**Task details**
Send back all the data below, exactly as given.

**Provided data**
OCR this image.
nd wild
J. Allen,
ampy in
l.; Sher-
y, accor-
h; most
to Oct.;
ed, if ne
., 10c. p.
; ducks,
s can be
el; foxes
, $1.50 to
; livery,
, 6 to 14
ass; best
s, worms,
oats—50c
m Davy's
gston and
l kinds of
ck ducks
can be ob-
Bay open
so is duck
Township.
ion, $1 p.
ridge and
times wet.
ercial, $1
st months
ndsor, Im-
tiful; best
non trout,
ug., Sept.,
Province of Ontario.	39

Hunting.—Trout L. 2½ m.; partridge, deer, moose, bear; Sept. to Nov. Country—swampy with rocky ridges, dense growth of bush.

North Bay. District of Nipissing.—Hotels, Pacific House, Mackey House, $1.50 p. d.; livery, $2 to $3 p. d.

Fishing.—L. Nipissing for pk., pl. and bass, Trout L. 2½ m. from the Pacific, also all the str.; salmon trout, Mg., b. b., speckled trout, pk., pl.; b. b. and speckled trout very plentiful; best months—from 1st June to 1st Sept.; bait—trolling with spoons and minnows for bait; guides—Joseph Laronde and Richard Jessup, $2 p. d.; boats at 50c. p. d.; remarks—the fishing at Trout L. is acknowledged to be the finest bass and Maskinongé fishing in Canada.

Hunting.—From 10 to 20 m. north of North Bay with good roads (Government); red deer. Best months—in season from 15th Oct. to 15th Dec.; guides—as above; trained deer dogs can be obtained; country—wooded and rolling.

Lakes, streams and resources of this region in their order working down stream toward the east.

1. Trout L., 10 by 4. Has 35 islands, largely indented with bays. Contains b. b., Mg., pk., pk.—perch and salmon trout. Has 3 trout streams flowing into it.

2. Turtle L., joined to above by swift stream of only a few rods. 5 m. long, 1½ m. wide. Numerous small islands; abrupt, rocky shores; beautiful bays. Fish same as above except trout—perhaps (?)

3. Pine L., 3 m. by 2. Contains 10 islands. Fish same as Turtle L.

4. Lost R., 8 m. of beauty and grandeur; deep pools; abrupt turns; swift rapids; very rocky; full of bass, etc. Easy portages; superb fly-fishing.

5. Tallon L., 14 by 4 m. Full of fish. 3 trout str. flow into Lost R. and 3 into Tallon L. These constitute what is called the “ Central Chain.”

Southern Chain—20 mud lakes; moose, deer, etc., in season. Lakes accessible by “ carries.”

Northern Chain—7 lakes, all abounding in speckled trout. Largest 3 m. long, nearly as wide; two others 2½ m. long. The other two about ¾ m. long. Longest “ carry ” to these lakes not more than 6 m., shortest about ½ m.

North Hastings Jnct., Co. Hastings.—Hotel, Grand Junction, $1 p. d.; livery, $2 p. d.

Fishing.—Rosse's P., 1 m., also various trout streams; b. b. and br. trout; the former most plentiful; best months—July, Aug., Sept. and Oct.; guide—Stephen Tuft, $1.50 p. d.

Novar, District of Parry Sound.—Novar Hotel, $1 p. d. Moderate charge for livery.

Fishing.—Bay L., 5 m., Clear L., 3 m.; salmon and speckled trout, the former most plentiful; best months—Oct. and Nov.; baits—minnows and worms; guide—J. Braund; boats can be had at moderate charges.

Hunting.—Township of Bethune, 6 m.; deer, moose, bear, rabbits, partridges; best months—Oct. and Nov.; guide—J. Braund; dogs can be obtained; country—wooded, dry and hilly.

**Right answer**
OCR this image.
nd wild
J. Allen,
ampy in
l.; Sher-
y, accor-
h; most
to Oct.;
ed, if ne
., 10c. p.
; ducks,
s can be
el; foxes
, $1.50 to
; livery,
, 6 to 14
ass; best
s, worms,
oats—50c
m Davy's
gston and
l kinds of
ck ducks
can be ob-
Bay open
so is duck
Township.
ion, $1 p.
ridge and
times wet.
ercial, $1
st months
ndsor, Im-
tiful; best
non trout,
ug., Sept.,
Province of Ontario.	39

Hunting.—Trout L. 2½ m.; partridge, deer, moose, bear; Sept. to Nov. Country—swampy with rocky ridges, dense growth of bush.

North Bay. District of Nipissing.—Hotels, Pacific House, Mackey House, $1.50 p. d.; livery, $2 to $3 p. d.

Fishing.—L. Nipissing for pk., pl. and bass, Trout L. 2½ m. from the Pacific, also all the str.; salmon trout, Mg., b. b., speckled trout, pk., pl.; b. b. and speckled trout very plentiful; best months—from 1st June to 1st Sept.; bait—trolling with spoons and minnows for bait; guides—Joseph Laronde and Richard Jessup, $2 p. d.; boats at 50c. p. d.; remarks—the fishing at Trout L. is acknowledged to be the finest bass and Maskinongé fishing in Canada.

Hunting.—From 10 to 20 m. north of North Bay with good roads (Government); red deer. Best months—in season from 15th Oct. to 15th Dec.; guides—as above; trained deer dogs can be obtained; country—wooded and rolling.

Lakes, streams and resources of this region in their order working down stream toward the east.

1. Trout L., 10 by 4. Has 35 islands, largely indented with bays. Contains b. b., Mg., pk., pk.—perch and salmon trout. Has 3 trout streams flowing into it.

2. Turtle L., joined to above by swift stream of only a few rods. 5 m. long, 1½ m. wide. Numerous small islands; abrupt, rocky shores; beautiful bays. Fish same as above except trout—perhaps (?)

3. Pine L., 3 m. by 2. Contains 10 islands. Fish same as Turtle L.

4. Lost R., 8 m. of beauty and grandeur; deep pools; abrupt turns; swift rapids; very rocky; full of bass, etc. Easy portages; superb fly-fishing.

5. Tallon L., 14 by 4 m. Full of fish. 3 trout str. flow into Lost R. and 3 into Tallon L. These constitute what is called the “ Central Chain.”

Southern Chain—20 mud lakes; moose, deer, etc., in season. Lakes accessible by “ carries.”

Northern Chain—7 lakes, all abounding in speckled trout. Largest 3 m. long, nearly as wide; two others 2½ m. long. The other two about ¾ m. long. Longest “ carry ” to these lakes not more than 6 m., shortest about ½ m.

North Hastings Jnct., Co. Hastings.—Hotel, Grand Junction, $1 p. d.; livery, $2 p. d.

Fishing.—Rosse's P., 1 m., also various trout streams; b. b. and br. trout; the former most plentiful; best months—July, Aug., Sept. and Oct.; guide—Stephen Tuft, $1.50 p. d.

Novar, District of Parry Sound.—Novar Hotel, $1 p. d. Moderate charge for livery.

Fishing.—Bay L., 5 m., Clear L., 3 m.; salmon and speckled trout, the former most plentiful; best months—Oct. and Nov.; baits—minnows and worms; guide—J. Braund; boats can be had at moderate charges.

Hunting.—Township of Bethune, 6 m.; deer, moose, bear, rabbits, partridges; best months—Oct. and Nov.; guide—J. Braund; dogs can be obtained; country—wooded, dry and hilly.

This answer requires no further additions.